• **Work required**
Every line that holds "Action" should be shown.
═══ Data extract
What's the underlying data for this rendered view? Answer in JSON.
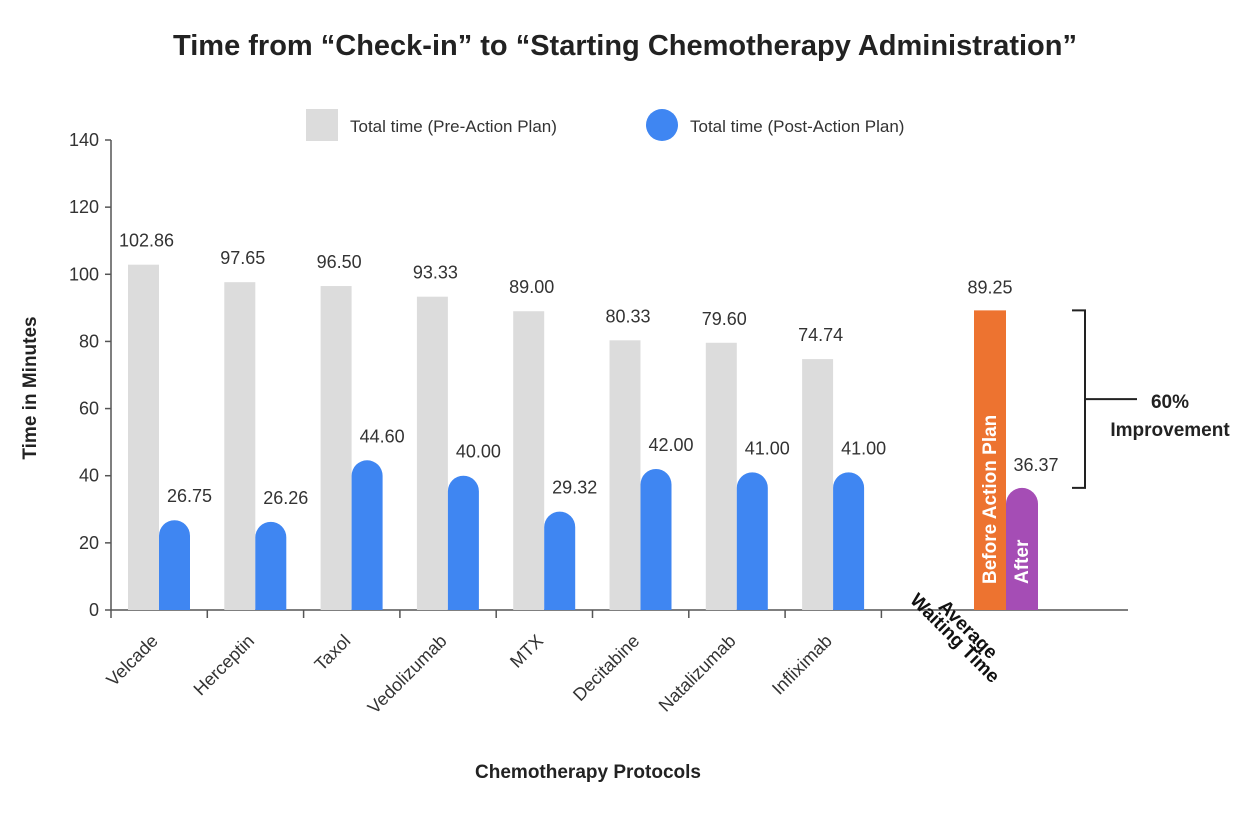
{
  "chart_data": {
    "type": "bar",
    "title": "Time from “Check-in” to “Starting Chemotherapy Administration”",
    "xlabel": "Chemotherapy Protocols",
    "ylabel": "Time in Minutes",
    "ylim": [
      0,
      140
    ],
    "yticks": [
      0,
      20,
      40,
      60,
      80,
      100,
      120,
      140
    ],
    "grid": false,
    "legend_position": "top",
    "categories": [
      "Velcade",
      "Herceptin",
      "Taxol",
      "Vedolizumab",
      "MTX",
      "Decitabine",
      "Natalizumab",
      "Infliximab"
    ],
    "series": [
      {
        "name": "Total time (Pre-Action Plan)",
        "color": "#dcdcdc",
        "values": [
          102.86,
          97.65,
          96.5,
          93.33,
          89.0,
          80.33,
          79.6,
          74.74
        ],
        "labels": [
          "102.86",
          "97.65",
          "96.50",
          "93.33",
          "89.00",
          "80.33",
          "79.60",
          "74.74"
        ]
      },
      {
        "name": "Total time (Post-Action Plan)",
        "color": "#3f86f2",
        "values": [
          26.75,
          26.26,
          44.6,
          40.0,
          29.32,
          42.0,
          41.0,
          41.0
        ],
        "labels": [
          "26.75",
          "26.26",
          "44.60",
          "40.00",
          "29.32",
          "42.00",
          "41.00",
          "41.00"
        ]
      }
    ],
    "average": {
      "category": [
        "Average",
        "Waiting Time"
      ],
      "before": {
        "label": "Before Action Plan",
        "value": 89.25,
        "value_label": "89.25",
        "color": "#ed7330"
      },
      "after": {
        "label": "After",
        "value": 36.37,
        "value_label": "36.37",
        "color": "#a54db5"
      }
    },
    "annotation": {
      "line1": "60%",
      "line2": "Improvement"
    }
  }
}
══════
═══ Data extract
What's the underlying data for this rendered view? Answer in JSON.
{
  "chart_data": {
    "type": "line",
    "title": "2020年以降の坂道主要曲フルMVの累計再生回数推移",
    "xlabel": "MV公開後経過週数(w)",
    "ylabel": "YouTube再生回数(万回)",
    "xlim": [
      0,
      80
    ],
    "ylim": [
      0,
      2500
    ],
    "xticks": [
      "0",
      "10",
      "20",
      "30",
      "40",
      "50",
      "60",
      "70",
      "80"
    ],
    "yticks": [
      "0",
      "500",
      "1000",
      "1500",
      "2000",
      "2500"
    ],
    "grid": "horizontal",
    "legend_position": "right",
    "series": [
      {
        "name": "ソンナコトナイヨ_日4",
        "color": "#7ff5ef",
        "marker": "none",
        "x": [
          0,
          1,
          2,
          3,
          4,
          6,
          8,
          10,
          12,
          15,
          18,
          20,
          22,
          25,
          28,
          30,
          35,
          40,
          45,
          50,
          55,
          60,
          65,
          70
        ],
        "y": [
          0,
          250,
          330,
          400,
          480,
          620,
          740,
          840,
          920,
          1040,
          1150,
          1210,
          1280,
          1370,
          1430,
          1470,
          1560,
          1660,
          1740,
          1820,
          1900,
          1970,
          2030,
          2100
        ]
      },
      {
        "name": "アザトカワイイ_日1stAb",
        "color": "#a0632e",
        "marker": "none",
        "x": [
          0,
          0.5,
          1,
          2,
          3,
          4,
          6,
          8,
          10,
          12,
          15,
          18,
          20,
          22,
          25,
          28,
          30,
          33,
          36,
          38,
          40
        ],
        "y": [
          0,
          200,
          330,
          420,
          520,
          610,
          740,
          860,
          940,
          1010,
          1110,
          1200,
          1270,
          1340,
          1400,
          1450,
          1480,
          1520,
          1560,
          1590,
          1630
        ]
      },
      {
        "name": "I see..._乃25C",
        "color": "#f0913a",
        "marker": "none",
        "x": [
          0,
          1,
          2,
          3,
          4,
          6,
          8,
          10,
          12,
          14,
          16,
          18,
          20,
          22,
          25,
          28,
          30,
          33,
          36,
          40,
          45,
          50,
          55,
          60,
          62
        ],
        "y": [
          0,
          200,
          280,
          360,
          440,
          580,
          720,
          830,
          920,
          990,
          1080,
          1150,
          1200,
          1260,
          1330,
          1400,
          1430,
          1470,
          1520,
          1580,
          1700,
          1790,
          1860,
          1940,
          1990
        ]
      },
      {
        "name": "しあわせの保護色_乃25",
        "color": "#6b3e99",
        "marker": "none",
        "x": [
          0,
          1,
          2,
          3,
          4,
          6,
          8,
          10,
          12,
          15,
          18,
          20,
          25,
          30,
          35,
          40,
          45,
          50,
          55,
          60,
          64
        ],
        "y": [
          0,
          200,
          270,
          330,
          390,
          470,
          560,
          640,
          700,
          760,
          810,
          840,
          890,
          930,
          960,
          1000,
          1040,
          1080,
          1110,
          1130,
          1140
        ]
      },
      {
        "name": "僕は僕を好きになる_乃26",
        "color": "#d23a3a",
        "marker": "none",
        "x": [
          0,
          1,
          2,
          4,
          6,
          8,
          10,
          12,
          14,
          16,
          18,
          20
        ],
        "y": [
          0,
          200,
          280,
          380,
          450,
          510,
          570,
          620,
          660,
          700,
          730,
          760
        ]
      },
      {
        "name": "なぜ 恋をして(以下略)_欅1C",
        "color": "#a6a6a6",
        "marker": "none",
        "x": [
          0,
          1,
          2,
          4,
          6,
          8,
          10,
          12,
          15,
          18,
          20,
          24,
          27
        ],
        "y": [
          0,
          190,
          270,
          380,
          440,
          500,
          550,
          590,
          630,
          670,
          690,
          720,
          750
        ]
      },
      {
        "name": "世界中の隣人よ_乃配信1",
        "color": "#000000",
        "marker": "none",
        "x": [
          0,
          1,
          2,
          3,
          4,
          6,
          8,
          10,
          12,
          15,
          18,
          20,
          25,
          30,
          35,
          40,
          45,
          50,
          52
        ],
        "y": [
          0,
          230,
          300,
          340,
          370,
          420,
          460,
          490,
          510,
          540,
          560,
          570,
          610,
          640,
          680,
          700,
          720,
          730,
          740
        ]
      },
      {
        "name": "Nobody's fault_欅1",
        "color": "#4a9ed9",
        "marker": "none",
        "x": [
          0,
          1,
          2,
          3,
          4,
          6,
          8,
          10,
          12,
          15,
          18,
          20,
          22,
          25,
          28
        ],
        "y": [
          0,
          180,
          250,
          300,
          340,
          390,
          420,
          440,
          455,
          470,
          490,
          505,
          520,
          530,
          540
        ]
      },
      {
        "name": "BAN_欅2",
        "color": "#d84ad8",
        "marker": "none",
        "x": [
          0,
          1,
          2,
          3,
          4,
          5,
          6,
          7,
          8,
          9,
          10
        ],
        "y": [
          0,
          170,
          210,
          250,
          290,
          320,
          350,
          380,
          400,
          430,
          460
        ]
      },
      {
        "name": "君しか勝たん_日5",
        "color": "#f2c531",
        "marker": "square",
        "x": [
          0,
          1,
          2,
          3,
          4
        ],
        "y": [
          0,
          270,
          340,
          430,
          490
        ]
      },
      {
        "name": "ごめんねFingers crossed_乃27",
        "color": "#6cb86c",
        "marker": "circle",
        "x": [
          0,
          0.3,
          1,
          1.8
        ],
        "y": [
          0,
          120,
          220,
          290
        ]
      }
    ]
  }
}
══════
═══ Data extract
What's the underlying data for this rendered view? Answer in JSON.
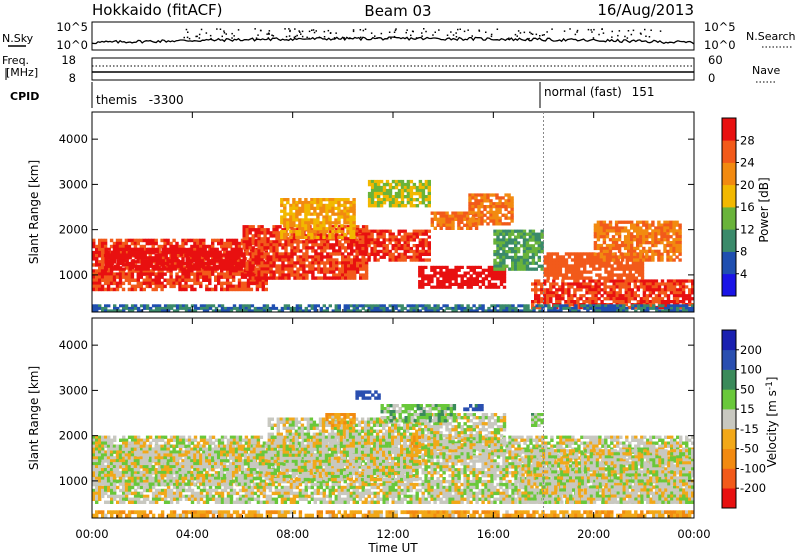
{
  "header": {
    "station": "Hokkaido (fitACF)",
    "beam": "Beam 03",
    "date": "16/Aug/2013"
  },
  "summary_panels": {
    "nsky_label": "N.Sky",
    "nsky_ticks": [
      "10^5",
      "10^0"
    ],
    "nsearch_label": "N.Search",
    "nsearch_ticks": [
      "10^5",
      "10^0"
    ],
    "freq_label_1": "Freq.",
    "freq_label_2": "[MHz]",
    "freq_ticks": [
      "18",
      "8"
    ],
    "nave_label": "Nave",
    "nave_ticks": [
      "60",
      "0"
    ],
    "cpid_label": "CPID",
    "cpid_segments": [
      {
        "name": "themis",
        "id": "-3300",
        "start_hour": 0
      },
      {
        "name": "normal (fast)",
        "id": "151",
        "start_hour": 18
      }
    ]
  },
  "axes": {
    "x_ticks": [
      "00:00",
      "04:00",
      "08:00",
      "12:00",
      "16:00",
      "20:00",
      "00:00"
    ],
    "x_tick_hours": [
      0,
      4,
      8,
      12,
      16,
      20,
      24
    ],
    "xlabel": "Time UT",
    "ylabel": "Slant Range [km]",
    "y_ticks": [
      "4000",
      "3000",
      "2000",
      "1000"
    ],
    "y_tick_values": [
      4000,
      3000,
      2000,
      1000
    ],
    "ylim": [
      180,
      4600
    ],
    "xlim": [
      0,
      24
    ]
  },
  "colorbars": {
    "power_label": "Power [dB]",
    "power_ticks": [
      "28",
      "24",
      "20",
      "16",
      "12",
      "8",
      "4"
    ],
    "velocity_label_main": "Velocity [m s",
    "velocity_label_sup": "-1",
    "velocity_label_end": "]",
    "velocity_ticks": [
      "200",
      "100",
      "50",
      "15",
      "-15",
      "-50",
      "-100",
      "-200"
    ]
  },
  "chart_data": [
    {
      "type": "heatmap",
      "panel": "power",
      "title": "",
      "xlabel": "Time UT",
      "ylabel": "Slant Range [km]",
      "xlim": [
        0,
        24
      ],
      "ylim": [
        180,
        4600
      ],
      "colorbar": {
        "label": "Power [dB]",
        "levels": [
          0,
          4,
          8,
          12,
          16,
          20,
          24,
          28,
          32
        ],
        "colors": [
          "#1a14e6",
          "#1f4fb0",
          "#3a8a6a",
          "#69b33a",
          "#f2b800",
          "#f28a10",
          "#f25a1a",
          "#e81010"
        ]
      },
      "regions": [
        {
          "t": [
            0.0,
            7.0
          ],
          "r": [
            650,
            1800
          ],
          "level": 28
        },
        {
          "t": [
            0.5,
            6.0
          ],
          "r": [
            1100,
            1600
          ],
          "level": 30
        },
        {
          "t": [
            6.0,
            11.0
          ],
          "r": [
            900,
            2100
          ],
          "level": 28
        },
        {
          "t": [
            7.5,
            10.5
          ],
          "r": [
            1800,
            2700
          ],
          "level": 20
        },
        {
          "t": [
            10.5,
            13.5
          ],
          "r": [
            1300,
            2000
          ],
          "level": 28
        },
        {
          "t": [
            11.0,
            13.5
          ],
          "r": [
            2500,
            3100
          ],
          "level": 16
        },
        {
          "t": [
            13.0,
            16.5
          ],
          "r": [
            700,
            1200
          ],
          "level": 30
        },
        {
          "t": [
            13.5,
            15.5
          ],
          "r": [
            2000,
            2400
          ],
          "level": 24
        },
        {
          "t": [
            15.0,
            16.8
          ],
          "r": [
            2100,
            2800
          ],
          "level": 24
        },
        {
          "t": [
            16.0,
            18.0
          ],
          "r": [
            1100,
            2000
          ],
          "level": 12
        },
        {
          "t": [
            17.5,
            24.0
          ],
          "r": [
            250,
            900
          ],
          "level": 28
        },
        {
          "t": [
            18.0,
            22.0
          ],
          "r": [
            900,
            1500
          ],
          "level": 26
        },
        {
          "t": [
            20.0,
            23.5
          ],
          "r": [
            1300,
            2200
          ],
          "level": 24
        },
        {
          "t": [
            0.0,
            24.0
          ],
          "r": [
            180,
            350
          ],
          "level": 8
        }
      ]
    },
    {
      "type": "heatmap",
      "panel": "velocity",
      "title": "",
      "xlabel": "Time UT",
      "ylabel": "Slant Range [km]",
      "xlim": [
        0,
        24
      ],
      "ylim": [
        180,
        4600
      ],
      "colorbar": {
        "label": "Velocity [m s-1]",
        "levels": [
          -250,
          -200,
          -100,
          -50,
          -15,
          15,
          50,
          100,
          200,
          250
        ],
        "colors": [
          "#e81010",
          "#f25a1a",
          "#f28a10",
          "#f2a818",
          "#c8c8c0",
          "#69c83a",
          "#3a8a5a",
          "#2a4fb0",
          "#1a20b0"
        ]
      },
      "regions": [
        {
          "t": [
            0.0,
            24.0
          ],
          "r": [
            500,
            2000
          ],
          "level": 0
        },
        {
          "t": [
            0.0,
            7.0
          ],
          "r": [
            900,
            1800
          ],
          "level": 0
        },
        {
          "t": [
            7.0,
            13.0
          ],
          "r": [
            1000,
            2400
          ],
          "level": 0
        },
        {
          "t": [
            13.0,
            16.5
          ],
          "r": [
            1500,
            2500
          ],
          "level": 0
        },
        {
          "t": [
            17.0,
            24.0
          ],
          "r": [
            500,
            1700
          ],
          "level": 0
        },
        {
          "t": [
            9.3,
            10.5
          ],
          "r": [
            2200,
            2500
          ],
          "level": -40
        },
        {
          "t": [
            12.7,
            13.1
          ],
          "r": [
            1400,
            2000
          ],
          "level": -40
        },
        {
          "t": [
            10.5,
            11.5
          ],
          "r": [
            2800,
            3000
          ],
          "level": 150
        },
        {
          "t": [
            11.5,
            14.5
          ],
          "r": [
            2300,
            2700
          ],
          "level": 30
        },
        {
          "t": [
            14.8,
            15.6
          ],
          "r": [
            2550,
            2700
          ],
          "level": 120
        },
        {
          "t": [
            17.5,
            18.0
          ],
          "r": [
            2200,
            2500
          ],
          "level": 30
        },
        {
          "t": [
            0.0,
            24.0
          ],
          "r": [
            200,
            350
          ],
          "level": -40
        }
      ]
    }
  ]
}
══════
• **Completed task**
        "name": "Total time (Pre-Action Plan)",
        "name": "Total time (Post-Action Plan)",
        "label": "Before Action Plan",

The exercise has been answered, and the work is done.